BEGIN

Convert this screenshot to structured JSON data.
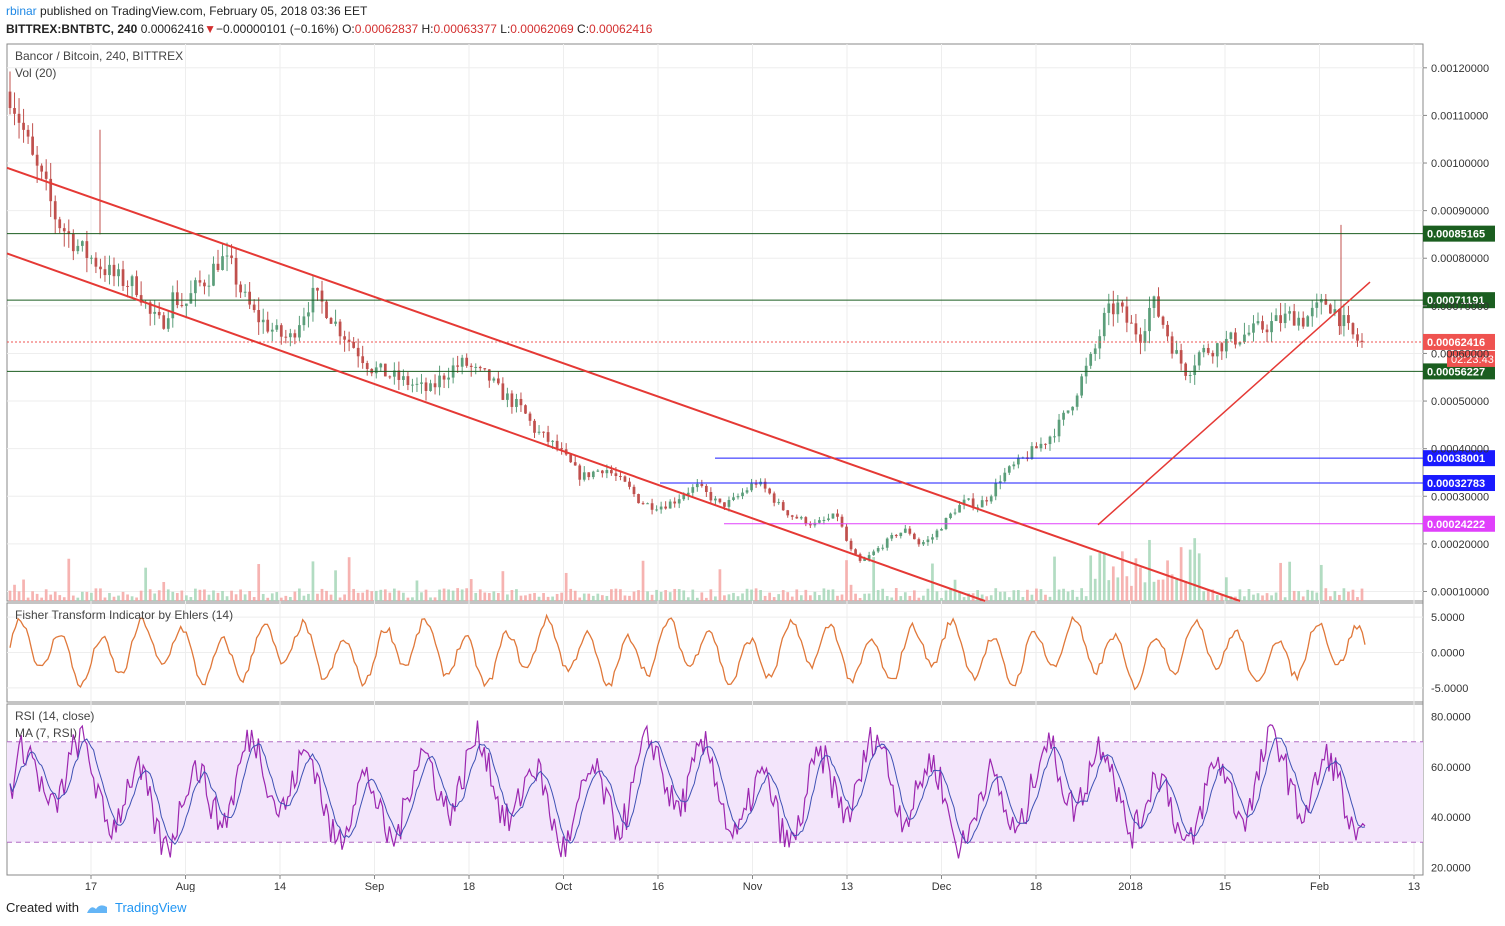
{
  "header": {
    "user": "rbinar",
    "published": "published on TradingView.com, February 05, 2018 03:36 EET",
    "symbol": "BITTREX:BNTBTC, 240",
    "last": "0.00062416",
    "change_arrow": "▼",
    "change": "−0.00000101 (−0.16%)",
    "o_label": "O:",
    "o": "0.00062837",
    "h_label": "H:",
    "h": "0.00063377",
    "l_label": "L:",
    "l": "0.00062069",
    "c_label": "C:",
    "c": "0.00062416"
  },
  "footer": {
    "created": "Created with",
    "brand": "TradingView"
  },
  "colors": {
    "up": "#5b9e7a",
    "down": "#c0504d",
    "channel": "#e53935",
    "hline_dark": "#1b5e20",
    "hline_blue": "#1a1aff",
    "hline_magenta": "#e040fb",
    "fisher": "#e0783a",
    "rsi": "#9c27b0",
    "rsi_ma": "#3f51b5",
    "rsi_band": "#f3e5fb"
  },
  "chart_data": [
    {
      "type": "line",
      "title": "Bancor / Bitcoin, 240, BITTREX",
      "subtitle": "Vol (20)",
      "x_labels": [
        "17",
        "Aug",
        "14",
        "Sep",
        "18",
        "Oct",
        "16",
        "Nov",
        "13",
        "Dec",
        "18",
        "2018",
        "15",
        "Feb",
        "13"
      ],
      "y_ticks": [
        "0.00120000",
        "0.00110000",
        "0.00100000",
        "0.00090000",
        "0.00080000",
        "0.00070000",
        "0.00060000",
        "0.00050000",
        "0.00040000",
        "0.00030000",
        "0.00020000",
        "0.00010000"
      ],
      "ylim": [
        8e-05,
        0.00125
      ],
      "series": [
        {
          "values": [
            0.00115,
            0.00108,
            0.001,
            0.00095,
            0.00088,
            0.00085,
            0.00082,
            0.0008,
            0.00078,
            0.00076,
            0.00075,
            0.00074,
            0.00068,
            0.00066,
            0.00072,
            0.0007,
            0.00074,
            0.00076,
            0.0008,
            0.00078,
            0.00072,
            0.00068,
            0.00066,
            0.00064,
            0.00063,
            0.00068,
            0.00072,
            0.0007,
            0.00066,
            0.00063,
            0.0006,
            0.00057,
            0.00056,
            0.00055,
            0.00054,
            0.00053,
            0.00052,
            0.00055,
            0.00057,
            0.00058,
            0.00056,
            0.00055,
            0.00052,
            0.0005,
            0.00048,
            0.00044,
            0.00042,
            0.0004,
            0.00037,
            0.00034,
            0.00035,
            0.00036,
            0.00034,
            0.00032,
            0.00029,
            0.00028,
            0.00028,
            0.00029,
            0.00031,
            0.00032,
            0.0003,
            0.00028,
            0.00029,
            0.00031,
            0.00033,
            0.00031,
            0.00028,
            0.00026,
            0.00025,
            0.00024,
            0.00025,
            0.00026,
            0.00019,
            0.00016,
            0.00018,
            0.0002,
            0.00022,
            0.00023,
            0.0002,
            0.00021,
            0.00024,
            0.00027,
            0.00029,
            0.00028,
            0.0003,
            0.00034,
            0.00036,
            0.00038,
            0.0004,
            0.00042,
            0.00045,
            0.00049,
            0.00055,
            0.0006,
            0.00068,
            0.0007,
            0.00066,
            0.00064,
            0.00071,
            0.00066,
            0.0006,
            0.00056,
            0.0006,
            0.00061,
            0.00062,
            0.00063,
            0.00064,
            0.00065,
            0.00066,
            0.00067,
            0.00068,
            0.00067,
            0.00069,
            0.00071,
            0.00068,
            0.00064,
            0.00062
          ]
        }
      ],
      "price_markers": [
        {
          "value": 0.00085165,
          "label": "0.00085165",
          "color": "#1b5e20"
        },
        {
          "value": 0.00071191,
          "label": "0.00071191",
          "color": "#1b5e20"
        },
        {
          "value": 0.00062416,
          "label": "0.00062416",
          "color": "#ef5350"
        },
        {
          "value": 0.00056227,
          "label": "0.00056227",
          "color": "#1b5e20"
        },
        {
          "value": 0.00038001,
          "label": "0.00038001",
          "color": "#1a1aff"
        },
        {
          "value": 0.00032783,
          "label": "0.00032783",
          "color": "#1a1aff"
        },
        {
          "value": 0.00024222,
          "label": "0.00024222",
          "color": "#e040fb"
        }
      ],
      "countdown": "02:23:43"
    },
    {
      "type": "line",
      "title": "Fisher Transform Indicator by Ehlers (14)",
      "y_ticks": [
        "5.0000",
        "0.0000",
        "-5.0000"
      ],
      "ylim": [
        -7,
        7
      ]
    },
    {
      "type": "line",
      "title": "RSI (14, close)",
      "subtitle": "MA (7, RSI)",
      "y_ticks": [
        "80.0000",
        "60.0000",
        "40.0000",
        "20.0000"
      ],
      "ylim": [
        17,
        85
      ],
      "bands": [
        30,
        70
      ]
    }
  ]
}
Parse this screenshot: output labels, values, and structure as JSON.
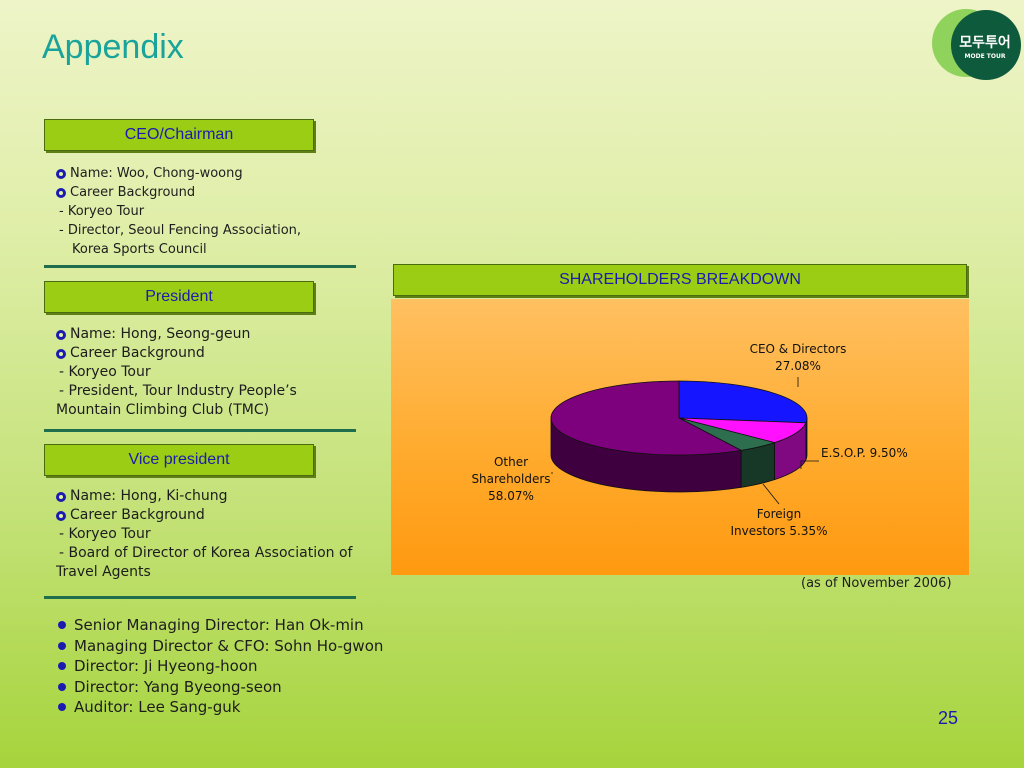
{
  "slide": {
    "title": "Appendix",
    "page_number": "25",
    "logo": {
      "korean": "모두투어",
      "english": "MODE TOUR",
      "icon": "mode-tour-logo"
    }
  },
  "ceo": {
    "header": "CEO/Chairman",
    "name": "Name: Woo, Chong-woong",
    "career_label": "Career Background",
    "career": [
      "- Koryeo Tour",
      "- Director, Seoul Fencing Association,",
      "Korea Sports Council"
    ]
  },
  "president": {
    "header": "President",
    "name": "Name: Hong, Seong-geun",
    "career_label": "Career Background",
    "career": [
      "- Koryeo Tour",
      "- President, Tour Industry People’s",
      "Mountain Climbing Club (TMC)"
    ]
  },
  "vice_president": {
    "header": "Vice president",
    "name": "Name: Hong, Ki-chung",
    "career_label": "Career Background",
    "career": [
      "- Koryeo Tour",
      "- Board of Director of Korea Association of",
      "Travel Agents"
    ]
  },
  "others": [
    "Senior Managing Director: Han Ok-min",
    "Managing Director & CFO: Sohn Ho-gwon",
    "Director: Ji Hyeong-hoon",
    "Director: Yang Byeong-seon",
    "Auditor: Lee Sang-guk"
  ],
  "shareholders": {
    "header": "SHAREHOLDERS BREAKDOWN",
    "as_of": "(as of November 2006)"
  },
  "chart_data": {
    "type": "pie",
    "title": "SHAREHOLDERS BREAKDOWN",
    "slices": [
      {
        "name": "CEO & Directors",
        "value": 27.08,
        "label_lines": [
          "CEO & Directors",
          "27.08%"
        ],
        "color": "#1515ff"
      },
      {
        "name": "E.S.O.P.",
        "value": 9.5,
        "label_lines": [
          "E.S.O.P. 9.50%"
        ],
        "color": "#ff10ff"
      },
      {
        "name": "Foreign Investors",
        "value": 5.35,
        "label_lines": [
          "Foreign",
          "Investors 5.35%"
        ],
        "color": "#2d6e4e"
      },
      {
        "name": "Other Shareholders",
        "value": 58.07,
        "label_lines": [
          "Other",
          "Shareholders",
          "58.07%"
        ],
        "color": "#7d007d"
      }
    ],
    "style": "3d"
  }
}
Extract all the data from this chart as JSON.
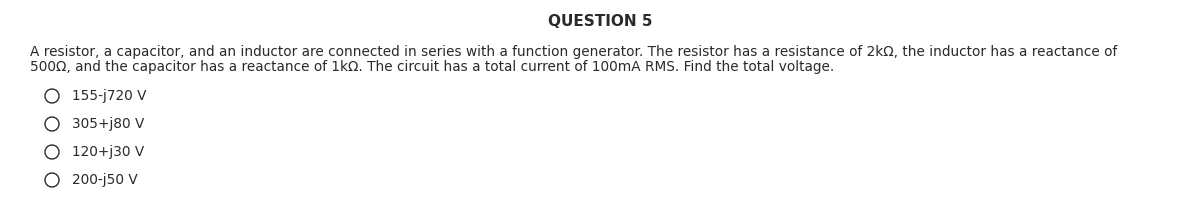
{
  "title": "QUESTION 5",
  "body_line1": "A resistor, a capacitor, and an inductor are connected in series with a function generator. The resistor has a resistance of 2kΩ, the inductor has a reactance of",
  "body_line2": "500Ω, and the capacitor has a reactance of 1kΩ. The circuit has a total current of 100mA RMS. Find the total voltage.",
  "options": [
    "155-j720 V",
    "305+j80 V",
    "120+j30 V",
    "200-j50 V"
  ],
  "background_color": "#ffffff",
  "text_color": "#2a2a2a",
  "title_fontsize": 11,
  "body_fontsize": 9.8,
  "option_fontsize": 9.8
}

END

- Stated task
Leave out the pictures and copy every record above exactly.

- Written solution
Convert this screenshot to structured JSON data.
{
  "header": {
    "user": "rbinar",
    "published": "published on TradingView.com, February 05, 2018 03:36 EET",
    "symbol": "BITTREX:BNTBTC, 240",
    "last": "0.00062416",
    "change_arrow": "▼",
    "change": "−0.00000101 (−0.16%)",
    "o_label": "O:",
    "o": "0.00062837",
    "h_label": "H:",
    "h": "0.00063377",
    "l_label": "L:",
    "l": "0.00062069",
    "c_label": "C:",
    "c": "0.00062416"
  },
  "footer": {
    "created": "Created with",
    "brand": "TradingView"
  },
  "colors": {
    "up": "#5b9e7a",
    "down": "#c0504d",
    "channel": "#e53935",
    "hline_dark": "#1b5e20",
    "hline_blue": "#1a1aff",
    "hline_magenta": "#e040fb",
    "fisher": "#e0783a",
    "rsi": "#9c27b0",
    "rsi_ma": "#3f51b5",
    "rsi_band": "#f3e5fb"
  },
  "chart_data": [
    {
      "type": "line",
      "title": "Bancor / Bitcoin, 240, BITTREX",
      "subtitle": "Vol (20)",
      "x_labels": [
        "17",
        "Aug",
        "14",
        "Sep",
        "18",
        "Oct",
        "16",
        "Nov",
        "13",
        "Dec",
        "18",
        "2018",
        "15",
        "Feb",
        "13"
      ],
      "y_ticks": [
        "0.00120000",
        "0.00110000",
        "0.00100000",
        "0.00090000",
        "0.00080000",
        "0.00070000",
        "0.00060000",
        "0.00050000",
        "0.00040000",
        "0.00030000",
        "0.00020000",
        "0.00010000"
      ],
      "ylim": [
        8e-05,
        0.00125
      ],
      "series": [
        {
          "values": [
            0.00115,
            0.00108,
            0.001,
            0.00095,
            0.00088,
            0.00085,
            0.00082,
            0.0008,
            0.00078,
            0.00076,
            0.00075,
            0.00074,
            0.00068,
            0.00066,
            0.00072,
            0.0007,
            0.00074,
            0.00076,
            0.0008,
            0.00078,
            0.00072,
            0.00068,
            0.00066,
            0.00064,
            0.00063,
            0.00068,
            0.00072,
            0.0007,
            0.00066,
            0.00063,
            0.0006,
            0.00057,
            0.00056,
            0.00055,
            0.00054,
            0.00053,
            0.00052,
            0.00055,
            0.00057,
            0.00058,
            0.00056,
            0.00055,
            0.00052,
            0.0005,
            0.00048,
            0.00044,
            0.00042,
            0.0004,
            0.00037,
            0.00034,
            0.00035,
            0.00036,
            0.00034,
            0.00032,
            0.00029,
            0.00028,
            0.00028,
            0.00029,
            0.00031,
            0.00032,
            0.0003,
            0.00028,
            0.00029,
            0.00031,
            0.00033,
            0.00031,
            0.00028,
            0.00026,
            0.00025,
            0.00024,
            0.00025,
            0.00026,
            0.00019,
            0.00016,
            0.00018,
            0.0002,
            0.00022,
            0.00023,
            0.0002,
            0.00021,
            0.00024,
            0.00027,
            0.00029,
            0.00028,
            0.0003,
            0.00034,
            0.00036,
            0.00038,
            0.0004,
            0.00042,
            0.00045,
            0.00049,
            0.00055,
            0.0006,
            0.00068,
            0.0007,
            0.00066,
            0.00064,
            0.00071,
            0.00066,
            0.0006,
            0.00056,
            0.0006,
            0.00061,
            0.00062,
            0.00063,
            0.00064,
            0.00065,
            0.00066,
            0.00067,
            0.00068,
            0.00067,
            0.00069,
            0.00071,
            0.00068,
            0.00064,
            0.00062
          ]
        }
      ],
      "price_markers": [
        {
          "value": 0.00085165,
          "label": "0.00085165",
          "color": "#1b5e20"
        },
        {
          "value": 0.00071191,
          "label": "0.00071191",
          "color": "#1b5e20"
        },
        {
          "value": 0.00062416,
          "label": "0.00062416",
          "color": "#ef5350"
        },
        {
          "value": 0.00056227,
          "label": "0.00056227",
          "color": "#1b5e20"
        },
        {
          "value": 0.00038001,
          "label": "0.00038001",
          "color": "#1a1aff"
        },
        {
          "value": 0.00032783,
          "label": "0.00032783",
          "color": "#1a1aff"
        },
        {
          "value": 0.00024222,
          "label": "0.00024222",
          "color": "#e040fb"
        }
      ],
      "countdown": "02:23:43"
    },
    {
      "type": "line",
      "title": "Fisher Transform Indicator by Ehlers (14)",
      "y_ticks": [
        "5.0000",
        "0.0000",
        "-5.0000"
      ],
      "ylim": [
        -7,
        7
      ]
    },
    {
      "type": "line",
      "title": "RSI (14, close)",
      "subtitle": "MA (7, RSI)",
      "y_ticks": [
        "80.0000",
        "60.0000",
        "40.0000",
        "20.0000"
      ],
      "ylim": [
        17,
        85
      ],
      "bands": [
        30,
        70
      ]
    }
  ]
}
Parse this screenshot: output labels, values, and structure as JSON.
{
  "slide": {
    "title": "Appendix",
    "page_number": "25",
    "logo": {
      "korean": "모두투어",
      "english": "MODE TOUR",
      "icon": "mode-tour-logo"
    }
  },
  "ceo": {
    "header": "CEO/Chairman",
    "name": "Name: Woo, Chong-woong",
    "career_label": "Career Background",
    "career": [
      "- Koryeo Tour",
      "- Director, Seoul Fencing Association,",
      "Korea Sports Council"
    ]
  },
  "president": {
    "header": "President",
    "name": "Name: Hong, Seong-geun",
    "career_label": "Career Background",
    "career": [
      "- Koryeo Tour",
      "- President, Tour Industry People’s",
      "Mountain Climbing Club (TMC)"
    ]
  },
  "vice_president": {
    "header": "Vice president",
    "name": "Name: Hong, Ki-chung",
    "career_label": "Career Background",
    "career": [
      "- Koryeo Tour",
      "- Board of Director of Korea Association of",
      "Travel Agents"
    ]
  },
  "others": [
    "Senior Managing Director: Han Ok-min",
    "Managing Director & CFO: Sohn Ho-gwon",
    "Director: Ji Hyeong-hoon",
    "Director: Yang Byeong-seon",
    "Auditor: Lee Sang-guk"
  ],
  "shareholders": {
    "header": "SHAREHOLDERS BREAKDOWN",
    "as_of": "(as of November 2006)"
  },
  "chart_data": {
    "type": "pie",
    "title": "SHAREHOLDERS BREAKDOWN",
    "slices": [
      {
        "name": "CEO & Directors",
        "value": 27.08,
        "label_lines": [
          "CEO & Directors",
          "27.08%"
        ],
        "color": "#1515ff"
      },
      {
        "name": "E.S.O.P.",
        "value": 9.5,
        "label_lines": [
          "E.S.O.P. 9.50%"
        ],
        "color": "#ff10ff"
      },
      {
        "name": "Foreign Investors",
        "value": 5.35,
        "label_lines": [
          "Foreign",
          "Investors 5.35%"
        ],
        "color": "#2d6e4e"
      },
      {
        "name": "Other Shareholders",
        "value": 58.07,
        "label_lines": [
          "Other",
          "Shareholders",
          "58.07%"
        ],
        "color": "#7d007d"
      }
    ],
    "style": "3d"
  }
}
Extract all the data from this chart as JSON.
{
  "title": "QUESTION 5",
  "body_line1": "A resistor, a capacitor, and an inductor are connected in series with a function generator. The resistor has a resistance of 2kΩ, the inductor has a reactance of",
  "body_line2": "500Ω, and the capacitor has a reactance of 1kΩ. The circuit has a total current of 100mA RMS. Find the total voltage.",
  "options": [
    "155-j720 V",
    "305+j80 V",
    "120+j30 V",
    "200-j50 V"
  ],
  "background_color": "#ffffff",
  "text_color": "#2a2a2a",
  "title_fontsize": 11,
  "body_fontsize": 9.8,
  "option_fontsize": 9.8
}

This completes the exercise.